***** RECORDS FOR THE TASK

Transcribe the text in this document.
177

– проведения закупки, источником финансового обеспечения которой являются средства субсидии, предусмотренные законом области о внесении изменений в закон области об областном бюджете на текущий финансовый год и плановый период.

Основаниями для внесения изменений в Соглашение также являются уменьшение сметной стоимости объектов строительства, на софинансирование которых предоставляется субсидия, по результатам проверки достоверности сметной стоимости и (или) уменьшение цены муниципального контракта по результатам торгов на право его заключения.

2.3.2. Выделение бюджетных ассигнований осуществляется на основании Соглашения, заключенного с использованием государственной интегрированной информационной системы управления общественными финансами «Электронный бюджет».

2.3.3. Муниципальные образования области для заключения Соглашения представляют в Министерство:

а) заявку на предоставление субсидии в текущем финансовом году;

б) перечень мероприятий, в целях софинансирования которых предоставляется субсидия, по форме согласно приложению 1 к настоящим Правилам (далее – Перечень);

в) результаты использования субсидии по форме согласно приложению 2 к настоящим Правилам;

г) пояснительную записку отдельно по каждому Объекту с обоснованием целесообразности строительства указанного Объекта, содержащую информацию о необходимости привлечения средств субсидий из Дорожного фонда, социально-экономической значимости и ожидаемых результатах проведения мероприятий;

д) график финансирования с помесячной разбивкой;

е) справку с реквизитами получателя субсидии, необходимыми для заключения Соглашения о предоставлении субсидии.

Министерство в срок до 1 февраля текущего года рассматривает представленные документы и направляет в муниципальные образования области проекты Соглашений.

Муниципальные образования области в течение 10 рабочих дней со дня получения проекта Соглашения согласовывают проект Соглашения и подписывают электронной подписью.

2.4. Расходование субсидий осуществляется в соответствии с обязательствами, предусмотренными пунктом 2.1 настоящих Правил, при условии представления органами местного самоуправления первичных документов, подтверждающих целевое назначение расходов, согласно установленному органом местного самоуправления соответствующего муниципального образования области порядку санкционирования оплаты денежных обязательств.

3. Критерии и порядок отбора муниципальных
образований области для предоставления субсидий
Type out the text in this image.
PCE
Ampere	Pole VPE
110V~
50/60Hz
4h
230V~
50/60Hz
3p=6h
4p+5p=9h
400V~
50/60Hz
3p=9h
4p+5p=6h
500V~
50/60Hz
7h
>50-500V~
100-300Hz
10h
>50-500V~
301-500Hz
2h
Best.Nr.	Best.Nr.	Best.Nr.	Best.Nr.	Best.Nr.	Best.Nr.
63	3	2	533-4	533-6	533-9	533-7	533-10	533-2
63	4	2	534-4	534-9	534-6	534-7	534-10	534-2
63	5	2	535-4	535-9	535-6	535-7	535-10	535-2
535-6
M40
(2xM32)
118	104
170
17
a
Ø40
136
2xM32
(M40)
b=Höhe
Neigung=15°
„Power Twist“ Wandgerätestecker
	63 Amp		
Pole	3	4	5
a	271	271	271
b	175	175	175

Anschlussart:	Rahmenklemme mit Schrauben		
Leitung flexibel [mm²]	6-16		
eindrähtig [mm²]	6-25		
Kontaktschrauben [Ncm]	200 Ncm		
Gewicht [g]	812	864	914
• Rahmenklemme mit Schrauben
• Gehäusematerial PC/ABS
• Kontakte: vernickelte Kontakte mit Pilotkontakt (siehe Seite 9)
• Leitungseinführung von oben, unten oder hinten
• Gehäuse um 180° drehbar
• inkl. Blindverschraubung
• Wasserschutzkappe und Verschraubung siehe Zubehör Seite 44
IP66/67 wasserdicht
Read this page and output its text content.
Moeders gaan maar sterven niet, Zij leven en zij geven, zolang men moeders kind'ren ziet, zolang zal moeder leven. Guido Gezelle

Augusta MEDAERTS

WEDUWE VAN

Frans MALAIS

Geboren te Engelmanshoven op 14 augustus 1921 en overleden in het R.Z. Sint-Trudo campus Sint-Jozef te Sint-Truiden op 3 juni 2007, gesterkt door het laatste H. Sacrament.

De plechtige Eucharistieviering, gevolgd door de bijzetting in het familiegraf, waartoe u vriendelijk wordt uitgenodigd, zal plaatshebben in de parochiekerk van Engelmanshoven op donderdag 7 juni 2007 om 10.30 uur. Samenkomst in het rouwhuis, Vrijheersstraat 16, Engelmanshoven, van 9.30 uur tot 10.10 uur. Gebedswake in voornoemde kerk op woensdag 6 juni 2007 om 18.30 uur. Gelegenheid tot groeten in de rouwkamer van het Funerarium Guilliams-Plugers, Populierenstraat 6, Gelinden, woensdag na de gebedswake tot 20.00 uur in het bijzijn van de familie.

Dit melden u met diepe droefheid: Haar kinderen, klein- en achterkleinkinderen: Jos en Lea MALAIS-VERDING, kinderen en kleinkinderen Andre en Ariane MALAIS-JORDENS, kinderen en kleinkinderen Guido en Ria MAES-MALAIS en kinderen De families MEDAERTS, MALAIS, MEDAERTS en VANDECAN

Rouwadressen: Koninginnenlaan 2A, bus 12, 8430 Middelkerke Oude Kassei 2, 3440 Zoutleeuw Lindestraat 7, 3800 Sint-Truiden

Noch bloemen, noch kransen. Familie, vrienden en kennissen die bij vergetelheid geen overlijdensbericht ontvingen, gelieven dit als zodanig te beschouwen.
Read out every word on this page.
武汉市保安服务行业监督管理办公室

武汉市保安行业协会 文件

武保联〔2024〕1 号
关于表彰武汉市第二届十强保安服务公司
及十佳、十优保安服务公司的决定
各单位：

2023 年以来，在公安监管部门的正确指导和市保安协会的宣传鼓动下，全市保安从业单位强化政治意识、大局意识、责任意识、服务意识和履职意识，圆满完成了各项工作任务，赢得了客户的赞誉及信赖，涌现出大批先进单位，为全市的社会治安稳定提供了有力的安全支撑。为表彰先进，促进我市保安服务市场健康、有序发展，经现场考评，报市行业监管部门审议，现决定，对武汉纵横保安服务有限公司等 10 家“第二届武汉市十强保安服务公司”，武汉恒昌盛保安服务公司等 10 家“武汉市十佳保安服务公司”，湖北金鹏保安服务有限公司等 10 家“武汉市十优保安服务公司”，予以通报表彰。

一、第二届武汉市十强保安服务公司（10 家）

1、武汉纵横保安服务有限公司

**********

Within the material above, find the lines that contain the word "согласно"; copy them.

• **RESULT BELOW**:
б) перечень мероприятий, в целях софинансирования которых предоставляется субсидия, по форме согласно приложению 1 к настоящим Правилам (далее – Перечень);
в) результаты использования субсидии по форме согласно приложению 2 к настоящим Правилам;
2.4. Расходование субсидий осуществляется в соответствии с обязательствами, предусмотренными пунктом 2.1 настоящих Правил, при условии представления органами местного самоуправления первичных документов, подтверждающих целевое назначение расходов, согласно установленному органом местного самоуправления соответствующего муниципального образования области порядку санкционирования оплаты денежных обязательств.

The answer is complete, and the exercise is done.